Aim:
How many of the lines here include "proof"? Answer with a single number.

(Collection entries)
┄┄┄┄┄┄┄┄┄┄┄┄┄┄┄┄┄┄┄┄

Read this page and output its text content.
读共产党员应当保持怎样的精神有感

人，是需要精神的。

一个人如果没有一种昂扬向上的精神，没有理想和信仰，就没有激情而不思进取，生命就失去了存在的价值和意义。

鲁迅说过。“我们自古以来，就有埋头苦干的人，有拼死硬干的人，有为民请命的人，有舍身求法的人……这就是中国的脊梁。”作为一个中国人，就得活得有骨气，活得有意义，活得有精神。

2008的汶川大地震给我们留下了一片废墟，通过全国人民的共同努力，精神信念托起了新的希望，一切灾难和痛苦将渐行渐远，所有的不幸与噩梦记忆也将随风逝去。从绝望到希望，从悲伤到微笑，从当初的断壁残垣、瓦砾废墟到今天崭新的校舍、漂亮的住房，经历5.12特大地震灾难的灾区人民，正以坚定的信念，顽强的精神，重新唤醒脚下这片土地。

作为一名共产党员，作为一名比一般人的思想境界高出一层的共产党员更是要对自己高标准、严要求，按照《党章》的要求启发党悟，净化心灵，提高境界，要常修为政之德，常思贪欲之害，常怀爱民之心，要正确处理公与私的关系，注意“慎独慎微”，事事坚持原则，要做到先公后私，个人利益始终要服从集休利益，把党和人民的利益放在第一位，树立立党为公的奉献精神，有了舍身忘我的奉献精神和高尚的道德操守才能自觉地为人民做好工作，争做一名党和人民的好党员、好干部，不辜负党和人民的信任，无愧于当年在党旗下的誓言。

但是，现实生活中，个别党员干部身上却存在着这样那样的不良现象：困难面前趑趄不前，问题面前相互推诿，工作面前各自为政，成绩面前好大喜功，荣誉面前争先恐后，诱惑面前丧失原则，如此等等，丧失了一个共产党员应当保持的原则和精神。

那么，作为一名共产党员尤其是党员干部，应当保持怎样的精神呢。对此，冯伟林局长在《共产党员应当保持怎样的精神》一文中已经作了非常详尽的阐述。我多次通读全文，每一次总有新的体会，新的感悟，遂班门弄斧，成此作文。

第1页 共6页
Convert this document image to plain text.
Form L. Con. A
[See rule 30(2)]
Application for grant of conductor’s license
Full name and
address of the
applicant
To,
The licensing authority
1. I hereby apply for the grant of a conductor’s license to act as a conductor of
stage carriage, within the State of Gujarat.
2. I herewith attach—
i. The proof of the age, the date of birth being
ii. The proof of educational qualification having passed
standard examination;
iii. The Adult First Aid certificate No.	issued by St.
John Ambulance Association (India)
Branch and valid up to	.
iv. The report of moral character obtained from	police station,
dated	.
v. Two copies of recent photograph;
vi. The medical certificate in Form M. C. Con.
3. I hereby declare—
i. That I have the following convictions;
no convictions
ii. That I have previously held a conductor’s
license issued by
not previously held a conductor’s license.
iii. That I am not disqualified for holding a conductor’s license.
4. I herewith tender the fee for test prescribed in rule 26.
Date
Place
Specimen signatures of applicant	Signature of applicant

┄┄┄┄┄┄┄┄┄┄┄┄┄┄┄┄┄┄┄┄

Written answer:
2